_What to do:_ Report back each line of the records that contains the string "value".

_Input:_
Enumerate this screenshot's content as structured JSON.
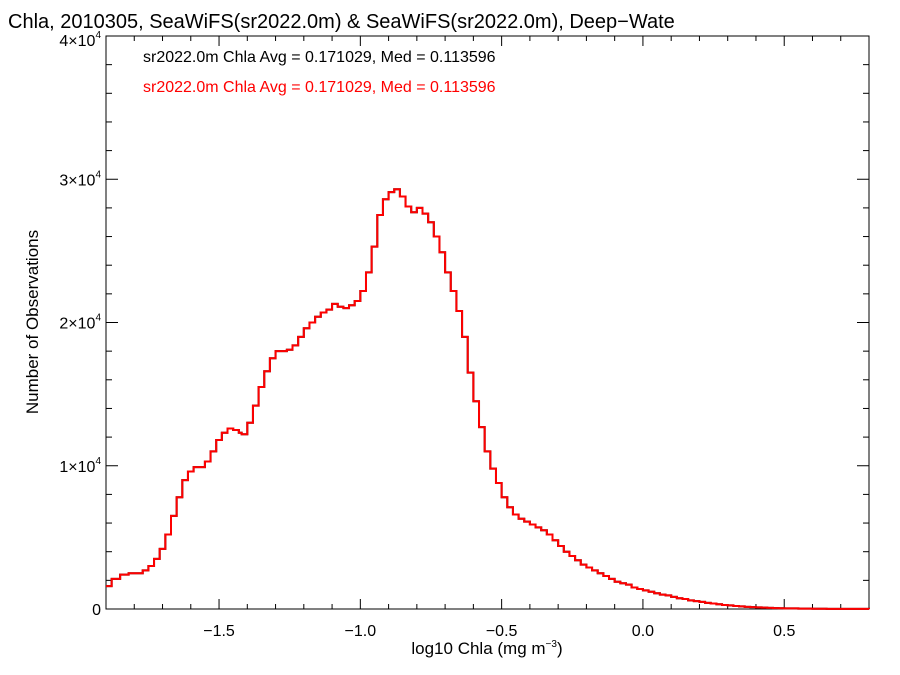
{
  "chart_data": {
    "type": "line",
    "title": "Chla, 2010305, SeaWiFS(sr2022.0m) & SeaWiFS(sr2022.0m), Deep−Wate",
    "xlabel": {
      "base": "log10 Chla (mg m",
      "sup": "−3",
      "tail": ")"
    },
    "ylabel": "Number of Observations",
    "xlim": [
      -1.9,
      0.8
    ],
    "ylim": [
      0,
      40000
    ],
    "x_ticks": [
      {
        "value": -1.5,
        "label": "−1.5"
      },
      {
        "value": -1.0,
        "label": "−1.0"
      },
      {
        "value": -0.5,
        "label": "−0.5"
      },
      {
        "value": 0.0,
        "label": "0.0"
      },
      {
        "value": 0.5,
        "label": "0.5"
      }
    ],
    "y_ticks": [
      {
        "value": 0,
        "base": "0",
        "sup": ""
      },
      {
        "value": 10000,
        "base": "1×10",
        "sup": "4"
      },
      {
        "value": 20000,
        "base": "2×10",
        "sup": "4"
      },
      {
        "value": 30000,
        "base": "3×10",
        "sup": "4"
      },
      {
        "value": 40000,
        "base": "4×10",
        "sup": "4"
      }
    ],
    "annotations": [
      {
        "text": "sr2022.0m Chla Avg = 0.171029, Med = 0.113596",
        "color": "#000000"
      },
      {
        "text": "sr2022.0m Chla Avg = 0.171029, Med = 0.113596",
        "color": "#ff0000"
      }
    ],
    "series": [
      {
        "color": "#ff0000",
        "style": "step",
        "points": [
          [
            -1.9,
            1600
          ],
          [
            -1.88,
            2100
          ],
          [
            -1.85,
            2400
          ],
          [
            -1.82,
            2500
          ],
          [
            -1.8,
            2500
          ],
          [
            -1.77,
            2700
          ],
          [
            -1.75,
            3000
          ],
          [
            -1.73,
            3500
          ],
          [
            -1.71,
            4200
          ],
          [
            -1.69,
            5200
          ],
          [
            -1.67,
            6500
          ],
          [
            -1.65,
            7800
          ],
          [
            -1.63,
            9000
          ],
          [
            -1.61,
            9600
          ],
          [
            -1.59,
            9900
          ],
          [
            -1.57,
            9900
          ],
          [
            -1.55,
            10300
          ],
          [
            -1.53,
            11000
          ],
          [
            -1.51,
            11800
          ],
          [
            -1.49,
            12300
          ],
          [
            -1.47,
            12600
          ],
          [
            -1.45,
            12500
          ],
          [
            -1.43,
            12300
          ],
          [
            -1.42,
            12200
          ],
          [
            -1.4,
            13000
          ],
          [
            -1.38,
            14200
          ],
          [
            -1.36,
            15500
          ],
          [
            -1.34,
            16600
          ],
          [
            -1.32,
            17500
          ],
          [
            -1.3,
            18000
          ],
          [
            -1.28,
            18000
          ],
          [
            -1.26,
            18100
          ],
          [
            -1.24,
            18400
          ],
          [
            -1.22,
            19000
          ],
          [
            -1.2,
            19600
          ],
          [
            -1.18,
            20000
          ],
          [
            -1.16,
            20400
          ],
          [
            -1.14,
            20700
          ],
          [
            -1.12,
            20900
          ],
          [
            -1.1,
            21300
          ],
          [
            -1.08,
            21100
          ],
          [
            -1.06,
            21000
          ],
          [
            -1.04,
            21200
          ],
          [
            -1.02,
            21500
          ],
          [
            -1.0,
            22200
          ],
          [
            -0.98,
            23500
          ],
          [
            -0.96,
            25300
          ],
          [
            -0.94,
            27500
          ],
          [
            -0.92,
            28600
          ],
          [
            -0.9,
            29100
          ],
          [
            -0.88,
            29300
          ],
          [
            -0.86,
            28800
          ],
          [
            -0.84,
            28100
          ],
          [
            -0.82,
            27700
          ],
          [
            -0.8,
            28000
          ],
          [
            -0.78,
            27600
          ],
          [
            -0.76,
            27000
          ],
          [
            -0.74,
            26000
          ],
          [
            -0.72,
            24900
          ],
          [
            -0.7,
            23500
          ],
          [
            -0.68,
            22200
          ],
          [
            -0.66,
            20800
          ],
          [
            -0.64,
            19000
          ],
          [
            -0.62,
            16500
          ],
          [
            -0.6,
            14500
          ],
          [
            -0.58,
            12700
          ],
          [
            -0.56,
            11000
          ],
          [
            -0.54,
            9800
          ],
          [
            -0.52,
            8800
          ],
          [
            -0.5,
            7800
          ],
          [
            -0.48,
            7100
          ],
          [
            -0.46,
            6600
          ],
          [
            -0.44,
            6300
          ],
          [
            -0.42,
            6100
          ],
          [
            -0.4,
            5900
          ],
          [
            -0.38,
            5700
          ],
          [
            -0.36,
            5500
          ],
          [
            -0.34,
            5200
          ],
          [
            -0.32,
            4800
          ],
          [
            -0.3,
            4400
          ],
          [
            -0.28,
            4000
          ],
          [
            -0.26,
            3700
          ],
          [
            -0.24,
            3400
          ],
          [
            -0.22,
            3100
          ],
          [
            -0.2,
            2900
          ],
          [
            -0.18,
            2700
          ],
          [
            -0.16,
            2500
          ],
          [
            -0.14,
            2300
          ],
          [
            -0.12,
            2100
          ],
          [
            -0.1,
            1900
          ],
          [
            -0.08,
            1800
          ],
          [
            -0.06,
            1700
          ],
          [
            -0.04,
            1500
          ],
          [
            -0.02,
            1400
          ],
          [
            0.0,
            1300
          ],
          [
            0.02,
            1200
          ],
          [
            0.04,
            1100
          ],
          [
            0.06,
            1000
          ],
          [
            0.08,
            950
          ],
          [
            0.1,
            850
          ],
          [
            0.12,
            750
          ],
          [
            0.14,
            700
          ],
          [
            0.16,
            600
          ],
          [
            0.18,
            550
          ],
          [
            0.2,
            500
          ],
          [
            0.22,
            430
          ],
          [
            0.24,
            380
          ],
          [
            0.26,
            330
          ],
          [
            0.28,
            280
          ],
          [
            0.3,
            250
          ],
          [
            0.32,
            210
          ],
          [
            0.34,
            180
          ],
          [
            0.36,
            150
          ],
          [
            0.38,
            130
          ],
          [
            0.4,
            110
          ],
          [
            0.42,
            95
          ],
          [
            0.44,
            80
          ],
          [
            0.46,
            65
          ],
          [
            0.48,
            55
          ],
          [
            0.5,
            45
          ],
          [
            0.55,
            30
          ],
          [
            0.6,
            20
          ],
          [
            0.65,
            12
          ],
          [
            0.7,
            8
          ],
          [
            0.75,
            5
          ],
          [
            0.8,
            3
          ]
        ]
      },
      {
        "color": "#000000",
        "style": "step",
        "points": []
      }
    ],
    "grid": false,
    "legend": "none"
  }
}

_The result:_
        "value": -1.5,
        "value": -1.0,
        "value": -0.5,
        "value": 0.0,
        "value": 0.5,
        "value": 0,
        "value": 10000,
        "value": 20000,
        "value": 30000,
        "value": 40000,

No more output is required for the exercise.